/---

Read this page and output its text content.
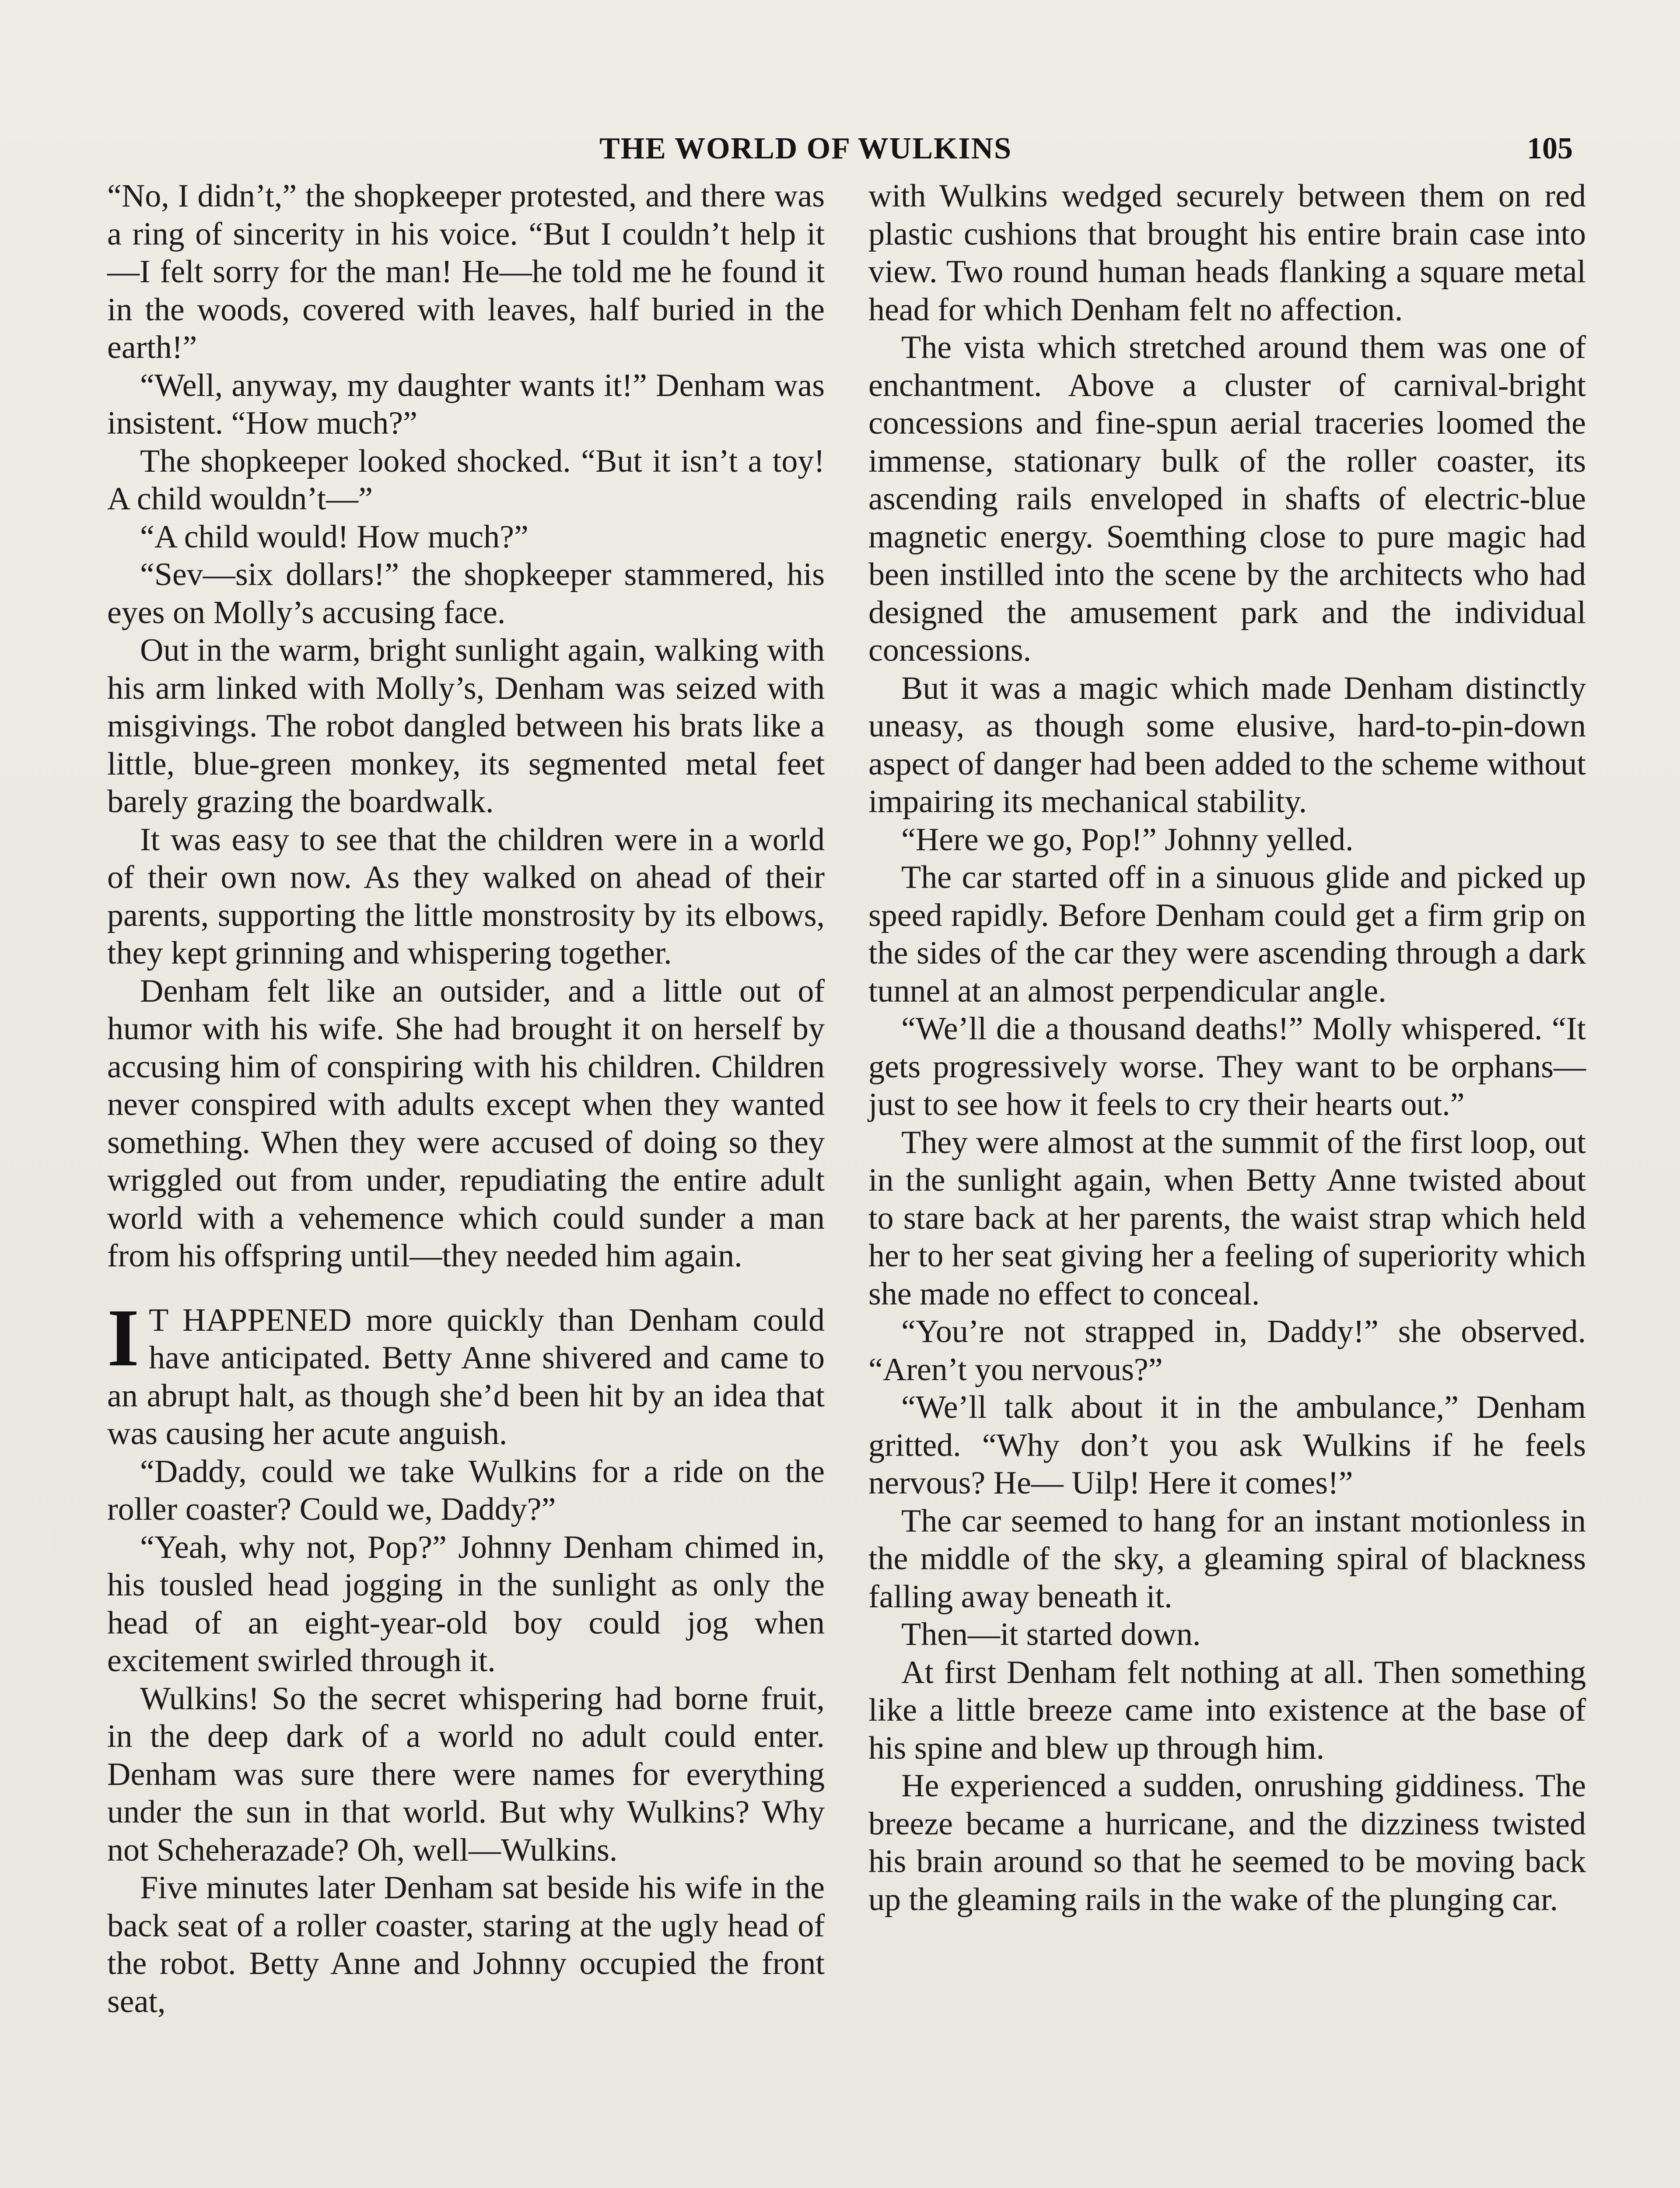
THE WORLD OF WULKINS	105

“No, I didn’t,” the shopkeeper protested, and there was a ring of sincerity in his voice. “But I couldn’t help it—I felt sorry for the man! He—he told me he found it in the woods, covered with leaves, half buried in the earth!”

“Well, anyway, my daughter wants it!” Denham was insistent. “How much?”

The shopkeeper looked shocked. “But it isn’t a toy! A child wouldn’t—”

“A child would! How much?”

“Sev—six dollars!” the shopkeeper stammered, his eyes on Molly’s accusing face.

Out in the warm, bright sunlight again, walking with his arm linked with Molly’s, Denham was seized with misgivings. The robot dangled between his brats like a little, blue-green monkey, its segmented metal feet barely grazing the boardwalk.

It was easy to see that the children were in a world of their own now. As they walked on ahead of their parents, supporting the little monstrosity by its elbows, they kept grinning and whispering together.

Denham felt like an outsider, and a little out of humor with his wife. She had brought it on herself by accusing him of conspiring with his children. Children never conspired with adults except when they wanted something. When they were accused of doing so they wriggled out from under, repudiating the entire adult world with a vehemence which could sunder a man from his offspring until—they needed him again.

I T HAPPENED more quickly than Denham could have anticipated. Betty Anne shivered and came to an abrupt halt, as though she’d been hit by an idea that was causing her acute anguish.

“Daddy, could we take Wulkins for a ride on the roller coaster? Could we, Daddy?”

“Yeah, why not, Pop?” Johnny Denham chimed in, his tousled head jogging in the sunlight as only the head of an eight-year-old boy could jog when excitement swirled through it.

Wulkins! So the secret whispering had borne fruit, in the deep dark of a world no adult could enter. Denham was sure there were names for everything under the sun in that world. But why Wulkins? Why not Scheherazade? Oh, well—Wulkins.

Five minutes later Denham sat beside his wife in the back seat of a roller coaster, staring at the ugly head of the robot. Betty Anne and Johnny occupied the front seat,

with Wulkins wedged securely between them on red plastic cushions that brought his entire brain case into view. Two round human heads flanking a square metal head for which Denham felt no affection.

The vista which stretched around them was one of enchantment. Above a cluster of carnival-bright concessions and fine-spun aerial traceries loomed the immense, stationary bulk of the roller coaster, its ascending rails enveloped in shafts of electric-blue magnetic energy. Soemthing close to pure magic had been instilled into the scene by the architects who had designed the amusement park and the individual concessions.

But it was a magic which made Denham distinctly uneasy, as though some elusive, hard-to-pin-down aspect of danger had been added to the scheme without impairing its mechanical stability.

“Here we go, Pop!” Johnny yelled.

The car started off in a sinuous glide and picked up speed rapidly. Before Denham could get a firm grip on the sides of the car they were ascending through a dark tunnel at an almost perpendicular angle.

“We’ll die a thousand deaths!” Molly whispered. “It gets progressively worse. They want to be orphans—just to see how it feels to cry their hearts out.”

They were almost at the summit of the first loop, out in the sunlight again, when Betty Anne twisted about to stare back at her parents, the waist strap which held her to her seat giving her a feeling of superiority which she made no effect to conceal.

“You’re not strapped in, Daddy!” she observed. “Aren’t you nervous?”

“We’ll talk about it in the ambulance,” Denham gritted. “Why don’t you ask Wulkins if he feels nervous? He— Uilp! Here it comes!”

The car seemed to hang for an instant motionless in the middle of the sky, a gleaming spiral of blackness falling away beneath it.

Then—it started down.

At first Denham felt nothing at all. Then something like a little breeze came into existence at the base of his spine and blew up through him.

He experienced a sudden, onrushing giddiness. The breeze became a hurricane, and the dizziness twisted his brain around so that he seemed to be moving back up the gleaming rails in the wake of the plunging car.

\---

**Aim of the task:**
Copy the listing exactly. Any image in it stays out of the copy.

**Output below:**
Read this page and output its text content.
THE WORLD OF WULKINS	105

“No, I didn’t,” the shopkeeper protested, and there was a ring of sincerity in his voice. “But I couldn’t help it—I felt sorry for the man! He—he told me he found it in the woods, covered with leaves, half buried in the earth!”

“Well, anyway, my daughter wants it!” Denham was insistent. “How much?”

The shopkeeper looked shocked. “But it isn’t a toy! A child wouldn’t—”

“A child would! How much?”

“Sev—six dollars!” the shopkeeper stammered, his eyes on Molly’s accusing face.

Out in the warm, bright sunlight again, walking with his arm linked with Molly’s, Denham was seized with misgivings. The robot dangled between his brats like a little, blue-green monkey, its segmented metal feet barely grazing the boardwalk.

It was easy to see that the children were in a world of their own now. As they walked on ahead of their parents, supporting the little monstrosity by its elbows, they kept grinning and whispering together.

Denham felt like an outsider, and a little out of humor with his wife. She had brought it on herself by accusing him of conspiring with his children. Children never conspired with adults except when they wanted something. When they were accused of doing so they wriggled out from under, repudiating the entire adult world with a vehemence which could sunder a man from his offspring until—they needed him again.

I T HAPPENED more quickly than Denham could have anticipated. Betty Anne shivered and came to an abrupt halt, as though she’d been hit by an idea that was causing her acute anguish.

“Daddy, could we take Wulkins for a ride on the roller coaster? Could we, Daddy?”

“Yeah, why not, Pop?” Johnny Denham chimed in, his tousled head jogging in the sunlight as only the head of an eight-year-old boy could jog when excitement swirled through it.

Wulkins! So the secret whispering had borne fruit, in the deep dark of a world no adult could enter. Denham was sure there were names for everything under the sun in that world. But why Wulkins? Why not Scheherazade? Oh, well—Wulkins.

Five minutes later Denham sat beside his wife in the back seat of a roller coaster, staring at the ugly head of the robot. Betty Anne and Johnny occupied the front seat,

with Wulkins wedged securely between them on red plastic cushions that brought his entire brain case into view. Two round human heads flanking a square metal head for which Denham felt no affection.

The vista which stretched around them was one of enchantment. Above a cluster of carnival-bright concessions and fine-spun aerial traceries loomed the immense, stationary bulk of the roller coaster, its ascending rails enveloped in shafts of electric-blue magnetic energy. Soemthing close to pure magic had been instilled into the scene by the architects who had designed the amusement park and the individual concessions.

But it was a magic which made Denham distinctly uneasy, as though some elusive, hard-to-pin-down aspect of danger had been added to the scheme without impairing its mechanical stability.

“Here we go, Pop!” Johnny yelled.

The car started off in a sinuous glide and picked up speed rapidly. Before Denham could get a firm grip on the sides of the car they were ascending through a dark tunnel at an almost perpendicular angle.

“We’ll die a thousand deaths!” Molly whispered. “It gets progressively worse. They want to be orphans—just to see how it feels to cry their hearts out.”

They were almost at the summit of the first loop, out in the sunlight again, when Betty Anne twisted about to stare back at her parents, the waist strap which held her to her seat giving her a feeling of superiority which she made no effect to conceal.

“You’re not strapped in, Daddy!” she observed. “Aren’t you nervous?”

“We’ll talk about it in the ambulance,” Denham gritted. “Why don’t you ask Wulkins if he feels nervous? He— Uilp! Here it comes!”

The car seemed to hang for an instant motionless in the middle of the sky, a gleaming spiral of blackness falling away beneath it.

Then—it started down.

At first Denham felt nothing at all. Then something like a little breeze came into existence at the base of his spine and blew up through him.

He experienced a sudden, onrushing giddiness. The breeze became a hurricane, and the dizziness twisted his brain around so that he seemed to be moving back up the gleaming rails in the wake of the plunging car.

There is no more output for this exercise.